Goal | Across the listing below, how many lines hold "structured"? Reply with the number by itself.
-- START Materials provided --
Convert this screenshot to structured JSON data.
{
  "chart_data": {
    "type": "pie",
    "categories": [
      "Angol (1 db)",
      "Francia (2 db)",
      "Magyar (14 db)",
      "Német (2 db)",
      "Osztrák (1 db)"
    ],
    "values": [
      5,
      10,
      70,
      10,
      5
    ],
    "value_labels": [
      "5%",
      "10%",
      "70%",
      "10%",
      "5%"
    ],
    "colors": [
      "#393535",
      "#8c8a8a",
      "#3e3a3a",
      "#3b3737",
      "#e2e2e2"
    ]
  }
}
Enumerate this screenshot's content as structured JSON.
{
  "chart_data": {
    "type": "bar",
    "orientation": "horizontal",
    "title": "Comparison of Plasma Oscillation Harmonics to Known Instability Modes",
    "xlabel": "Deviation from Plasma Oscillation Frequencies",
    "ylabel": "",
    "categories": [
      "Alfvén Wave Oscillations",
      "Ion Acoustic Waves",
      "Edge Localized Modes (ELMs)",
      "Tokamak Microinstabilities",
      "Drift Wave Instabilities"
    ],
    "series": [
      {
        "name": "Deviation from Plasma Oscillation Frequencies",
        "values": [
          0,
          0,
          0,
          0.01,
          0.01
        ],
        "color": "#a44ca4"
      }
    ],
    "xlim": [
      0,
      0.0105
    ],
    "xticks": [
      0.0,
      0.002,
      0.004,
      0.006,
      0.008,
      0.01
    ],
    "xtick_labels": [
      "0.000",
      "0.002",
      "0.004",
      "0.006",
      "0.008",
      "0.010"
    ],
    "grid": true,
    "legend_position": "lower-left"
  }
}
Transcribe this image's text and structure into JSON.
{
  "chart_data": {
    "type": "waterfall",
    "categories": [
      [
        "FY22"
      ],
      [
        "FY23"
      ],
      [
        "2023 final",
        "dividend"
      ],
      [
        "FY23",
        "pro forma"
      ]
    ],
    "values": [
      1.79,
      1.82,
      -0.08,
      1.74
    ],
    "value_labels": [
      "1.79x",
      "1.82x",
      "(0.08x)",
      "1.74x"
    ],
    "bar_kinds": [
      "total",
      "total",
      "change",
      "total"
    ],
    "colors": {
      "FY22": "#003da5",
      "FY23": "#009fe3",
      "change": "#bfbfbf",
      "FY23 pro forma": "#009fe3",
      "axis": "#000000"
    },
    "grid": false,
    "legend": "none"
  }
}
-- END Materials provided --
Task result | 2